> _Supplied text_
_ _ _ _ _

Chitra encouraged her to talk with health professionals and helped her understand that this was a form of sexual abuse.
In another case, she helped a woman who was in immediate danger from her husband. Chitra offered her a safe place for the night, supported her to contact police, and helped connect her with The Orange Door for emergency accommodation and with GenWest for follow-up support. The woman and her children are now safe and rebuilding their lives.
“We need more Sitara’s because women need a hand to hold. Someone who can take them step by step through the process because sometimes [victim survivors] are already going through a lot and they don’t have that courage. Sometimes they change their minds because there’s so much to process. But [it helps] if there is one person to hold their hand and say ‘everything will be fine, have faith in this system’ - I think [Project Sitara] has changed things a lot.”
Through these experiences, Chitra has become a trusted point of contact for others in her community. She continues to use what she learned through Project Sitara to talk openly about gender roles, safety and respect. She often challenges everyday inequality, encouraging parents to teach both boys and girls to be independent and caring.
“[For people who want to join Project Sitara], they will realise that we have to do some work for community and for ourselves. I changed a lot after joining Project Sitara and now, I’m so confident.”
Reflecting on her journey, Chitra said she feels more confident and knowledgeable, and she values the opportunity Project Sitara gave her to help others. She believes that more people should have the chance to take part. As Chitra said, more Sitaras means women don’t have to face family violence alone, someone is there to walk beside them, step by step.

_ _ _ _ _

> _Exercise set_
1/ In the Project Sitara passage, reproduce the portion from "Chitra encouraged her" to "rebuilding their lives.", swapping "husband" for "partner".
2/ According to the Project Sitara passage, which organization was the endangered woman connected with for follow-up support?
The rows that come after the Project Sitara passage have no connection to it.

> _Entries shown_

_ _ _ _ _

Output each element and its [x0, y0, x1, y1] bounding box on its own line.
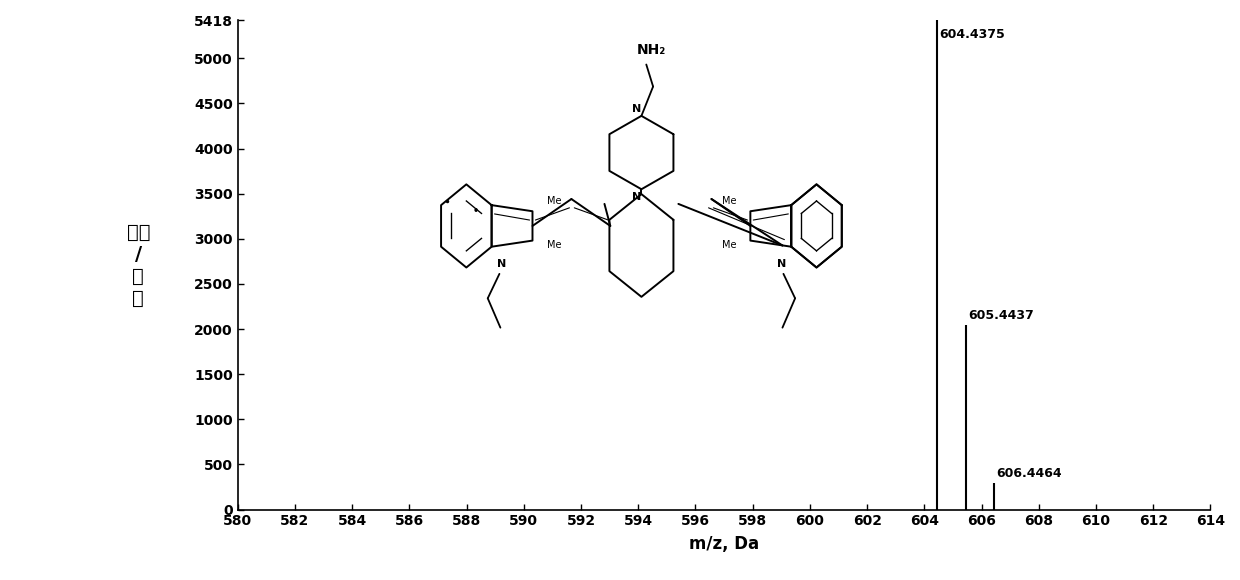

_ _ _ _ _

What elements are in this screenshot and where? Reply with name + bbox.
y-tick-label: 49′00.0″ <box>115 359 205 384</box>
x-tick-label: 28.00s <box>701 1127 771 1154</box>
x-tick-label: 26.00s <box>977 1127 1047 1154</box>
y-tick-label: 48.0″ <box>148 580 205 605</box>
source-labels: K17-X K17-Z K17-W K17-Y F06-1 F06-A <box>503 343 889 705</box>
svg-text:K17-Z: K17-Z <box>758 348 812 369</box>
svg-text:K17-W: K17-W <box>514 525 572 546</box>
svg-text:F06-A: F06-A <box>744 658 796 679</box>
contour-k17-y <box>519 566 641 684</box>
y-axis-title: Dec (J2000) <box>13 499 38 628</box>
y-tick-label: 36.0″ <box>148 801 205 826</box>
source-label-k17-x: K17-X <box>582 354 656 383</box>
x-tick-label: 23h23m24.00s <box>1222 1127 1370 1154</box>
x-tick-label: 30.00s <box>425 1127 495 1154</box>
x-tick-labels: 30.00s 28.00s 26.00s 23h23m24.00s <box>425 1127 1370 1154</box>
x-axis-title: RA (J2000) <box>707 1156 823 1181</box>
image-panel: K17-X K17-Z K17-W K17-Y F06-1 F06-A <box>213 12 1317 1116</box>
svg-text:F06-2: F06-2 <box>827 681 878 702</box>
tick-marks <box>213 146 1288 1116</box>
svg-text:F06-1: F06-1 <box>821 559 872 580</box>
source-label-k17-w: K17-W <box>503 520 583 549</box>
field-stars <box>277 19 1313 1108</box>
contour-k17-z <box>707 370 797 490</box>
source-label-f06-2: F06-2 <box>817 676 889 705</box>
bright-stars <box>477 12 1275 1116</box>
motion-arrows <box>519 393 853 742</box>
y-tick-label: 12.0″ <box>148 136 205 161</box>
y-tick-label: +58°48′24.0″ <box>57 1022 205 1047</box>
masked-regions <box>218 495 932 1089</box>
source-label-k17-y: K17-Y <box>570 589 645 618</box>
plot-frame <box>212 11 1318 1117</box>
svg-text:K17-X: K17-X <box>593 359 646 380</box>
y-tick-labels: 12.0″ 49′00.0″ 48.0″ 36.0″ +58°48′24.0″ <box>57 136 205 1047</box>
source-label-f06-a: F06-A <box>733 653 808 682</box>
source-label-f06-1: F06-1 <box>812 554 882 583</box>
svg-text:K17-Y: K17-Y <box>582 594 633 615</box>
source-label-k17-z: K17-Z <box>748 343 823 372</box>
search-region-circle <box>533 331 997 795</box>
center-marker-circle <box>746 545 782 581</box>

_ _ _ _ _

> _Answers by task_
1/
Chitra encouraged her to talk with health professionals and helped her understand that this was a form of sexual abuse.
In another case, she helped a woman who was in immediate danger from her partner. Chitra offered her a safe place for the night, supported her to contact police, and helped connect her with The Orange Door for emergency accommodation and with GenWest for follow-up support. The woman and her children are now safe and rebuilding their lives.

2/ GenWest